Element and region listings
--------------------------------

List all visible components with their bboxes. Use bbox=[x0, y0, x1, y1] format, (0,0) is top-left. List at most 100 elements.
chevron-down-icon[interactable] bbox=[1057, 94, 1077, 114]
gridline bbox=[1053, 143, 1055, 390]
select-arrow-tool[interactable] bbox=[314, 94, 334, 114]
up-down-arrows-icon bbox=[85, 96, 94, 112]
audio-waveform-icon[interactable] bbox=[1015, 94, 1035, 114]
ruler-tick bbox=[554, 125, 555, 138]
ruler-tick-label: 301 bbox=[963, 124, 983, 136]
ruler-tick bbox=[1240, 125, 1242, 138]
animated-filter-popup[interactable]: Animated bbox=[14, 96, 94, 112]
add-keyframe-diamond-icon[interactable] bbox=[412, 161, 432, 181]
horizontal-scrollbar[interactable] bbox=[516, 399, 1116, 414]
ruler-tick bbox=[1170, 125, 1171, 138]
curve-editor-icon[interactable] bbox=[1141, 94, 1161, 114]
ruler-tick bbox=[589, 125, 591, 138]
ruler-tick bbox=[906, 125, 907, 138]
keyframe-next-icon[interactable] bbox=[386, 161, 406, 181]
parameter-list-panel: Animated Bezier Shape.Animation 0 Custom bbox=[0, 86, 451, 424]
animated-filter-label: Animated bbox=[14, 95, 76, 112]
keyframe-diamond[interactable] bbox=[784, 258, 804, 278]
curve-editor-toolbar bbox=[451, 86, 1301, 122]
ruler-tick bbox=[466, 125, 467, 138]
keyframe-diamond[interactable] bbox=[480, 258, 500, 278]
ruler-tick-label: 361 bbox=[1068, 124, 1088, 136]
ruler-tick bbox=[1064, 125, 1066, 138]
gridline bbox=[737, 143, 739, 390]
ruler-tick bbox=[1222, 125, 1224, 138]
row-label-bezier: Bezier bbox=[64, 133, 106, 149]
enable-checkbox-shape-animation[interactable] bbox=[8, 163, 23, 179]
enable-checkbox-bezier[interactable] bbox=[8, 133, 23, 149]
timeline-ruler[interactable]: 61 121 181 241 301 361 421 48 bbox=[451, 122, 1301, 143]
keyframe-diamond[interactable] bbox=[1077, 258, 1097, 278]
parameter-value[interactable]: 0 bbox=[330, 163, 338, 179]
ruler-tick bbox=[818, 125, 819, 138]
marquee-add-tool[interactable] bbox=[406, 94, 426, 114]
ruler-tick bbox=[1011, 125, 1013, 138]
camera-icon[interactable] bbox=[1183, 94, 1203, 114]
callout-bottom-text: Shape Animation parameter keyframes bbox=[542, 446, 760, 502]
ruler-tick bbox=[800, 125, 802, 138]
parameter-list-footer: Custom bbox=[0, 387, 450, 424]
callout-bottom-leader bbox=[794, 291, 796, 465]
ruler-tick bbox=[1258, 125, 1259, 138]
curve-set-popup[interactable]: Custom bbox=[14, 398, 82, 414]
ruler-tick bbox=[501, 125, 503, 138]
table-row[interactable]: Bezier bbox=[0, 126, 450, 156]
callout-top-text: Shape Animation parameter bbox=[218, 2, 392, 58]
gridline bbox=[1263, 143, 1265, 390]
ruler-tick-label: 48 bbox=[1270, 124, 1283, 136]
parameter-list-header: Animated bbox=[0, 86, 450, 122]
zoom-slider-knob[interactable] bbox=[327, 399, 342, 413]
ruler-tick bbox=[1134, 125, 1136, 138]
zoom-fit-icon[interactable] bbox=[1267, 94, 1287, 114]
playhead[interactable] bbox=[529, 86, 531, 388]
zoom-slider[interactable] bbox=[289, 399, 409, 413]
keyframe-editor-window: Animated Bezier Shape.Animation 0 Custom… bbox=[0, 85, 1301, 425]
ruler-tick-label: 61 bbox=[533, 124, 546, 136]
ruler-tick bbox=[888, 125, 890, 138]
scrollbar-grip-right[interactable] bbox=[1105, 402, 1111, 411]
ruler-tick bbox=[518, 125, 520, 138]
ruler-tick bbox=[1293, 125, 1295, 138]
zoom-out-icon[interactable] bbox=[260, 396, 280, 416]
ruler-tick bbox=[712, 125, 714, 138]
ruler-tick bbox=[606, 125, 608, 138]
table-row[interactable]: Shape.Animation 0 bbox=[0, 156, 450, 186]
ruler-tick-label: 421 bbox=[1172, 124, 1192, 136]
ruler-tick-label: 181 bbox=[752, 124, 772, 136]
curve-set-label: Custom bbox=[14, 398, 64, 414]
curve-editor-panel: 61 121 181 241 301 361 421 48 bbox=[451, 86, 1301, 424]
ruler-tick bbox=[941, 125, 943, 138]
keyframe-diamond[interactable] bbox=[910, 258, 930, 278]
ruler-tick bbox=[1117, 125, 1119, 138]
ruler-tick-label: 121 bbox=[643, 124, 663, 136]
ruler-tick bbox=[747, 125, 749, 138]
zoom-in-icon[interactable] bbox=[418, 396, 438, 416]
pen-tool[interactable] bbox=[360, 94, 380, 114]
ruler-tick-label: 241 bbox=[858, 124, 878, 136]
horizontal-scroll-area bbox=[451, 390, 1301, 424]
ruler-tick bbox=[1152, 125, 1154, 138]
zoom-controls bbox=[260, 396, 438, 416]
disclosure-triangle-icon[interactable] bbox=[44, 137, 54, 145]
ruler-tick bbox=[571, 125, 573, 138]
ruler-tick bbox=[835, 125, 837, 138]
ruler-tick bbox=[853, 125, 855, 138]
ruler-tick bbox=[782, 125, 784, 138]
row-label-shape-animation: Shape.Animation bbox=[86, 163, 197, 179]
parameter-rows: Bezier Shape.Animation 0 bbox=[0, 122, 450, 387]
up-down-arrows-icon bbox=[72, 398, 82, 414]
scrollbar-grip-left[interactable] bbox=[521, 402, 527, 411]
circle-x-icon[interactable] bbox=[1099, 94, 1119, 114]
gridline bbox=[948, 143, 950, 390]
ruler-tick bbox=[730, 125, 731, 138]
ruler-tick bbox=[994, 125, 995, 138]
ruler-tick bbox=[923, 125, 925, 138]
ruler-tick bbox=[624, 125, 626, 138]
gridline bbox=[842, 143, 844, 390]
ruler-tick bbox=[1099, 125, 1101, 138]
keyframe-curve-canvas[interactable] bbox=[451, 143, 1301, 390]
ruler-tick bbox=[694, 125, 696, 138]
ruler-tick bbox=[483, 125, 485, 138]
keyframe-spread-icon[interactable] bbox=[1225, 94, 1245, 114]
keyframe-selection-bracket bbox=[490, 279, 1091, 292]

--------------------------------

--- Given exercise ---
Copy out every line of the records above word for word, keeping the original order.

--- Task response ---
List all visible components with their bboxes. Use bbox=[x0, y0, x1, y1] format, (0,0) is top-left. List at most 100 elements.
chevron-down-icon[interactable] bbox=[1057, 94, 1077, 114]
gridline bbox=[1053, 143, 1055, 390]
select-arrow-tool[interactable] bbox=[314, 94, 334, 114]
up-down-arrows-icon bbox=[85, 96, 94, 112]
audio-waveform-icon[interactable] bbox=[1015, 94, 1035, 114]
ruler-tick bbox=[554, 125, 555, 138]
ruler-tick-label: 301 bbox=[963, 124, 983, 136]
ruler-tick bbox=[1240, 125, 1242, 138]
animated-filter-popup[interactable]: Animated bbox=[14, 96, 94, 112]
add-keyframe-diamond-icon[interactable] bbox=[412, 161, 432, 181]
horizontal-scrollbar[interactable] bbox=[516, 399, 1116, 414]
ruler-tick bbox=[1170, 125, 1171, 138]
curve-editor-icon[interactable] bbox=[1141, 94, 1161, 114]
ruler-tick bbox=[589, 125, 591, 138]
ruler-tick bbox=[906, 125, 907, 138]
keyframe-next-icon[interactable] bbox=[386, 161, 406, 181]
parameter-list-panel: Animated Bezier Shape.Animation 0 Custom bbox=[0, 86, 451, 424]
animated-filter-label: Animated bbox=[14, 95, 76, 112]
keyframe-diamond[interactable] bbox=[784, 258, 804, 278]
curve-editor-toolbar bbox=[451, 86, 1301, 122]
ruler-tick bbox=[466, 125, 467, 138]
keyframe-diamond[interactable] bbox=[480, 258, 500, 278]
ruler-tick-label: 361 bbox=[1068, 124, 1088, 136]
ruler-tick bbox=[1064, 125, 1066, 138]
gridline bbox=[737, 143, 739, 390]
ruler-tick bbox=[1222, 125, 1224, 138]
row-label-bezier: Bezier bbox=[64, 133, 106, 149]
enable-checkbox-shape-animation[interactable] bbox=[8, 163, 23, 179]
enable-checkbox-bezier[interactable] bbox=[8, 133, 23, 149]
timeline-ruler[interactable]: 61 121 181 241 301 361 421 48 bbox=[451, 122, 1301, 143]
keyframe-diamond[interactable] bbox=[1077, 258, 1097, 278]
parameter-value[interactable]: 0 bbox=[330, 163, 338, 179]
ruler-tick bbox=[818, 125, 819, 138]
marquee-add-tool[interactable] bbox=[406, 94, 426, 114]
ruler-tick bbox=[1011, 125, 1013, 138]
camera-icon[interactable] bbox=[1183, 94, 1203, 114]
callout-bottom-text: Shape Animation parameter keyframes bbox=[542, 446, 760, 502]
ruler-tick bbox=[800, 125, 802, 138]
parameter-list-footer: Custom bbox=[0, 387, 450, 424]
callout-bottom-leader bbox=[794, 291, 796, 465]
ruler-tick bbox=[1258, 125, 1259, 138]
curve-set-popup[interactable]: Custom bbox=[14, 398, 82, 414]
ruler-tick bbox=[501, 125, 503, 138]
table-row[interactable]: Bezier bbox=[0, 126, 450, 156]
callout-top-text: Shape Animation parameter bbox=[218, 2, 392, 58]
gridline bbox=[1263, 143, 1265, 390]
ruler-tick-label: 48 bbox=[1270, 124, 1283, 136]
parameter-list-header: Animated bbox=[0, 86, 450, 122]
zoom-slider-knob[interactable] bbox=[327, 399, 342, 413]
ruler-tick bbox=[1134, 125, 1136, 138]
zoom-fit-icon[interactable] bbox=[1267, 94, 1287, 114]
playhead[interactable] bbox=[529, 86, 531, 388]
zoom-slider[interactable] bbox=[289, 399, 409, 413]
keyframe-editor-window: Animated Bezier Shape.Animation 0 Custom… bbox=[0, 85, 1301, 425]
ruler-tick-label: 61 bbox=[533, 124, 546, 136]
ruler-tick bbox=[888, 125, 890, 138]
scrollbar-grip-right[interactable] bbox=[1105, 402, 1111, 411]
ruler-tick bbox=[518, 125, 520, 138]
ruler-tick bbox=[1293, 125, 1295, 138]
zoom-out-icon[interactable] bbox=[260, 396, 280, 416]
ruler-tick bbox=[712, 125, 714, 138]
ruler-tick bbox=[606, 125, 608, 138]
table-row[interactable]: Shape.Animation 0 bbox=[0, 156, 450, 186]
ruler-tick-label: 421 bbox=[1172, 124, 1192, 136]
ruler-tick-label: 181 bbox=[752, 124, 772, 136]
curve-set-label: Custom bbox=[14, 398, 64, 414]
curve-editor-panel: 61 121 181 241 301 361 421 48 bbox=[451, 86, 1301, 424]
ruler-tick bbox=[941, 125, 943, 138]
keyframe-diamond[interactable] bbox=[910, 258, 930, 278]
ruler-tick bbox=[1117, 125, 1119, 138]
ruler-tick-label: 121 bbox=[643, 124, 663, 136]
ruler-tick bbox=[747, 125, 749, 138]
zoom-in-icon[interactable] bbox=[418, 396, 438, 416]
pen-tool[interactable] bbox=[360, 94, 380, 114]
ruler-tick-label: 241 bbox=[858, 124, 878, 136]
horizontal-scroll-area bbox=[451, 390, 1301, 424]
ruler-tick bbox=[1152, 125, 1154, 138]
zoom-controls bbox=[260, 396, 438, 416]
disclosure-triangle-icon[interactable] bbox=[44, 137, 54, 145]
ruler-tick bbox=[571, 125, 573, 138]
ruler-tick bbox=[835, 125, 837, 138]
ruler-tick bbox=[853, 125, 855, 138]
ruler-tick bbox=[782, 125, 784, 138]
row-label-shape-animation: Shape.Animation bbox=[86, 163, 197, 179]
parameter-rows: Bezier Shape.Animation 0 bbox=[0, 122, 450, 387]
up-down-arrows-icon bbox=[72, 398, 82, 414]
scrollbar-grip-left[interactable] bbox=[521, 402, 527, 411]
circle-x-icon[interactable] bbox=[1099, 94, 1119, 114]
gridline bbox=[948, 143, 950, 390]
ruler-tick bbox=[730, 125, 731, 138]
ruler-tick bbox=[994, 125, 995, 138]
ruler-tick bbox=[923, 125, 925, 138]
ruler-tick bbox=[624, 125, 626, 138]
gridline bbox=[842, 143, 844, 390]
ruler-tick bbox=[1099, 125, 1101, 138]
keyframe-curve-canvas[interactable] bbox=[451, 143, 1301, 390]
ruler-tick bbox=[694, 125, 696, 138]
ruler-tick bbox=[483, 125, 485, 138]
keyframe-spread-icon[interactable] bbox=[1225, 94, 1245, 114]
keyframe-selection-bracket bbox=[490, 279, 1091, 292]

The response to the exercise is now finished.